[Collection entries]
..............................

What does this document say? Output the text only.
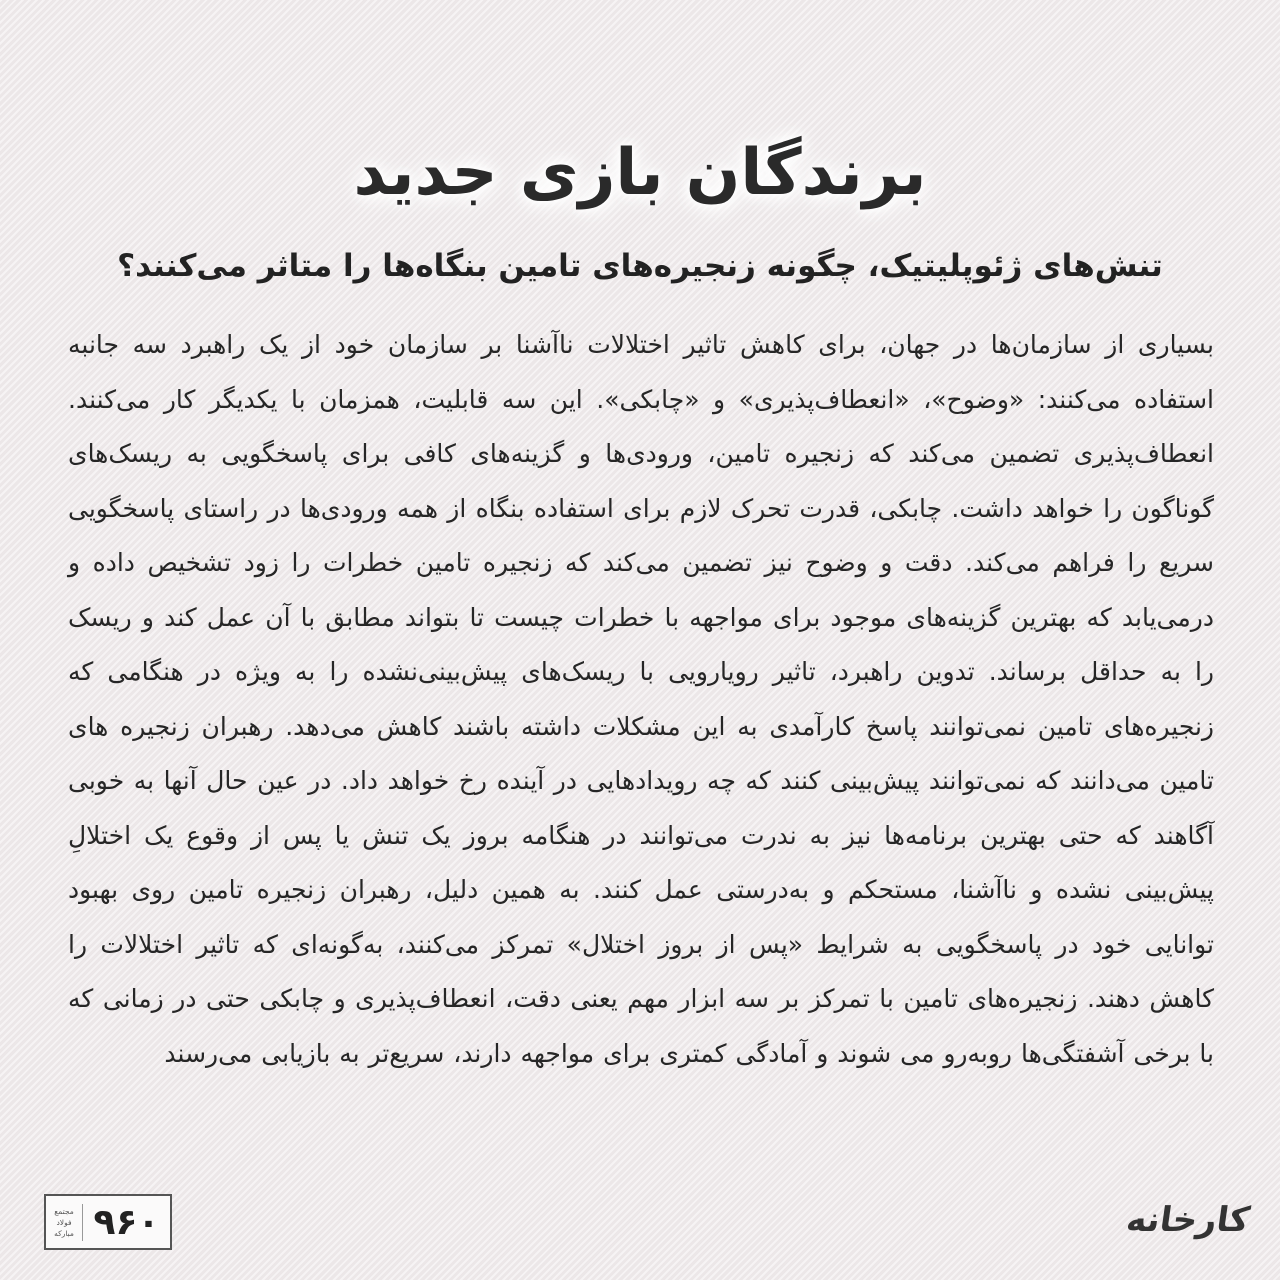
برندگان بازی جدید
تنش‌های ژئوپلیتیک، چگونه زنجیره‌های تامین بنگاه‌ها را متاثر می‌کنند؟
بسیاری از سازمان‌ها در جهان، برای کاهش تاثیر اختلالات ناآشنا بر سازمان خود از یک راهبرد سه جانبه استفاده می‌کنند: «وضوح»، «انعطاف‌پذیری» و «چابکی». این سه قابلیت، همزمان با یکدیگر کار می‌کنند. انعطاف‌پذیری تضمین می‌کند که زنجیره تامین، ورودی‌ها و گزینه‌های کافی برای پاسخگویی به ریسک‌های گوناگون را خواهد داشت. چابکی، قدرت تحرک لازم برای استفاده بنگاه از همه ورودی‌ها در راستای پاسخگویی سریع را فراهم می‌کند. دقت و وضوح نیز تضمین می‌کند که زنجیره تامین خطرات را زود تشخیص داده و درمی‌یابد که بهترین گزینه‌های موجود برای مواجهه با خطرات چیست تا بتواند مطابق با آن عمل کند و ریسک را به حداقل برساند. تدوین راهبرد، تاثیر رویارویی با ریسک‌های پیش‌بینی‌نشده را به ویژه در هنگامی که زنجیره‌های تامین نمی‌توانند پاسخ کارآمدی به این مشکلات داشته باشند کاهش می‌دهد. رهبران زنجیره های تامین می‌دانند که نمی‌توانند پیش‌بینی کنند که چه رویدادهایی در آینده رخ خواهد داد. در عین حال آنها به خوبی آگاهند که حتی بهترین برنامه‌ها نیز به ندرت می‌توانند در هنگامه بروز یک تنش یا پس از وقوع یک اختلالِ پیش‌بینی نشده و ناآشنا، مستحکم و به‌درستی عمل کنند. به همین دلیل، رهبران زنجیره تامین روی بهبود توانایی خود در پاسخگویی به شرایط «پس از بروز اختلال» تمرکز می‌کنند، به‌گونه‌ای که تاثیر اختلالات را کاهش دهند. زنجیره‌های تامین با تمرکز بر سه ابزار مهم یعنی دقت، انعطاف‌پذیری و چابکی حتی در زمانی که با برخی آشفتگی‌ها روبه‌رو می شوند و آمادگی کمتری برای مواجهه دارند، سریع‌تر به بازیابی می‌رسند
مجتمع فولاد مبارکه ۹۶۰	کارخانه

..............................

Exercise instructions> Write out the full set of lines verbatim, without the pictures.

Complete response>
What does this document say? Output the text only.
برندگان بازی جدید
تنش‌های ژئوپلیتیک، چگونه زنجیره‌های تامین بنگاه‌ها را متاثر می‌کنند؟
بسیاری از سازمان‌ها در جهان، برای کاهش تاثیر اختلالات ناآشنا بر سازمان خود از یک راهبرد سه جانبه استفاده می‌کنند: «وضوح»، «انعطاف‌پذیری» و «چابکی». این سه قابلیت، همزمان با یکدیگر کار می‌کنند. انعطاف‌پذیری تضمین می‌کند که زنجیره تامین، ورودی‌ها و گزینه‌های کافی برای پاسخگویی به ریسک‌های گوناگون را خواهد داشت. چابکی، قدرت تحرک لازم برای استفاده بنگاه از همه ورودی‌ها در راستای پاسخگویی سریع را فراهم می‌کند. دقت و وضوح نیز تضمین می‌کند که زنجیره تامین خطرات را زود تشخیص داده و درمی‌یابد که بهترین گزینه‌های موجود برای مواجهه با خطرات چیست تا بتواند مطابق با آن عمل کند و ریسک را به حداقل برساند. تدوین راهبرد، تاثیر رویارویی با ریسک‌های پیش‌بینی‌نشده را به ویژه در هنگامی که زنجیره‌های تامین نمی‌توانند پاسخ کارآمدی به این مشکلات داشته باشند کاهش می‌دهد. رهبران زنجیره های تامین می‌دانند که نمی‌توانند پیش‌بینی کنند که چه رویدادهایی در آینده رخ خواهد داد. در عین حال آنها به خوبی آگاهند که حتی بهترین برنامه‌ها نیز به ندرت می‌توانند در هنگامه بروز یک تنش یا پس از وقوع یک اختلالِ پیش‌بینی نشده و ناآشنا، مستحکم و به‌درستی عمل کنند. به همین دلیل، رهبران زنجیره تامین روی بهبود توانایی خود در پاسخگویی به شرایط «پس از بروز اختلال» تمرکز می‌کنند، به‌گونه‌ای که تاثیر اختلالات را کاهش دهند. زنجیره‌های تامین با تمرکز بر سه ابزار مهم یعنی دقت، انعطاف‌پذیری و چابکی حتی در زمانی که با برخی آشفتگی‌ها روبه‌رو می شوند و آمادگی کمتری برای مواجهه دارند، سریع‌تر به بازیابی می‌رسند
مجتمع فولاد مبارکه ۹۶۰	کارخانه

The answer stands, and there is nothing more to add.